Exercise —
Using the data below, repeat all of it precisely.

[Saved entries]
------
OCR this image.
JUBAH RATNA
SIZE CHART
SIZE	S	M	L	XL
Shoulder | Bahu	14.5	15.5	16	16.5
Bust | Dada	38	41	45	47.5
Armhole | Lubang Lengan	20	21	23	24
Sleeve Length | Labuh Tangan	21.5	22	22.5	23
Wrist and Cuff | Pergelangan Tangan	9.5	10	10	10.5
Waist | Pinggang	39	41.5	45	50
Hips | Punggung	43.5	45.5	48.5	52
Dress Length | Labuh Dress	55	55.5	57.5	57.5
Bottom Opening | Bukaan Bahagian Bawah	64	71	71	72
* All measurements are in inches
------
In response —
OCR this image.
JUBAH RATNA
SIZE CHART
SIZE	S	M	L	XL
Shoulder | Bahu	14.5	15.5	16	16.5
Bust | Dada	38	41	45	47.5
Armhole | Lubang Lengan	20	21	23	24
Sleeve Length | Labuh Tangan	21.5	22	22.5	23
Wrist and Cuff | Pergelangan Tangan	9.5	10	10	10.5
Waist | Pinggang	39	41.5	45	50
Hips | Punggung	43.5	45.5	48.5	52
Dress Length | Labuh Dress	55	55.5	57.5	57.5
Bottom Opening | Bukaan Bahagian Bawah	64	71	71	72
* All measurements are in inches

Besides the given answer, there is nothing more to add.